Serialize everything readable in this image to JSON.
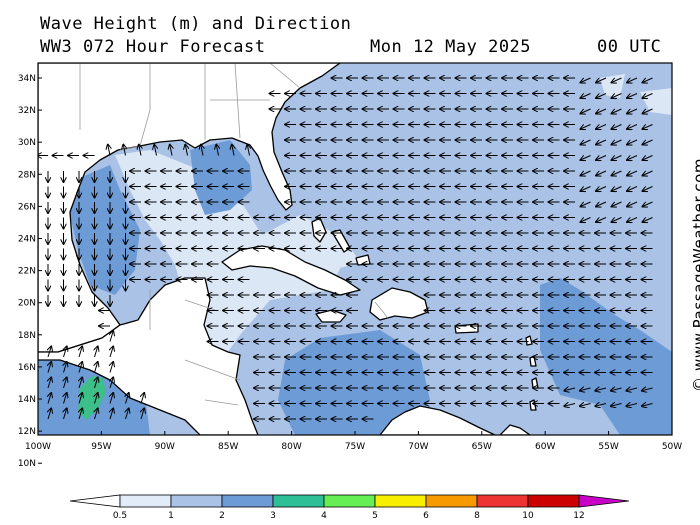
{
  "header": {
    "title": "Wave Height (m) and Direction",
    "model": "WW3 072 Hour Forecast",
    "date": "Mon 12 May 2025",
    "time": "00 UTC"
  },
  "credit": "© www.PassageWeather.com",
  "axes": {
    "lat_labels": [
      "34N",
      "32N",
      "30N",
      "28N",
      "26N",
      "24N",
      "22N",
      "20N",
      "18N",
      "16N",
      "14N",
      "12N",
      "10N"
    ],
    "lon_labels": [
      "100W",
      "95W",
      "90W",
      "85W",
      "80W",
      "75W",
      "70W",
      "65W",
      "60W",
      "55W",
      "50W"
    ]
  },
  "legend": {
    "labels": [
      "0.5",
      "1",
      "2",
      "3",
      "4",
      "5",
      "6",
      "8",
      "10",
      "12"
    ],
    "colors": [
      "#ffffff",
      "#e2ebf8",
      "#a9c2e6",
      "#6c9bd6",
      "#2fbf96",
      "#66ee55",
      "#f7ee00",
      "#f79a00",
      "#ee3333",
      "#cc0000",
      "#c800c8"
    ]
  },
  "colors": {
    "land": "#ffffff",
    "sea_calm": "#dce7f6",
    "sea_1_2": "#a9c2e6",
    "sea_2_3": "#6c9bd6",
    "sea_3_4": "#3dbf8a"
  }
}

• **PROBLEM DESCRIPTION**
Using the records above, output their complete text exactly, minus any images.

• **OUTPUT OF THE EXERCISE**
Serialize everything readable in this image to JSON.
{
  "header": {
    "title": "Wave Height (m) and Direction",
    "model": "WW3 072 Hour Forecast",
    "date": "Mon 12 May 2025",
    "time": "00 UTC"
  },
  "credit": "© www.PassageWeather.com",
  "axes": {
    "lat_labels": [
      "34N",
      "32N",
      "30N",
      "28N",
      "26N",
      "24N",
      "22N",
      "20N",
      "18N",
      "16N",
      "14N",
      "12N",
      "10N"
    ],
    "lon_labels": [
      "100W",
      "95W",
      "90W",
      "85W",
      "80W",
      "75W",
      "70W",
      "65W",
      "60W",
      "55W",
      "50W"
    ]
  },
  "legend": {
    "labels": [
      "0.5",
      "1",
      "2",
      "3",
      "4",
      "5",
      "6",
      "8",
      "10",
      "12"
    ],
    "colors": [
      "#ffffff",
      "#e2ebf8",
      "#a9c2e6",
      "#6c9bd6",
      "#2fbf96",
      "#66ee55",
      "#f7ee00",
      "#f79a00",
      "#ee3333",
      "#cc0000",
      "#c800c8"
    ]
  },
  "colors": {
    "land": "#ffffff",
    "sea_calm": "#dce7f6",
    "sea_1_2": "#a9c2e6",
    "sea_2_3": "#6c9bd6",
    "sea_3_4": "#3dbf8a"
  }
}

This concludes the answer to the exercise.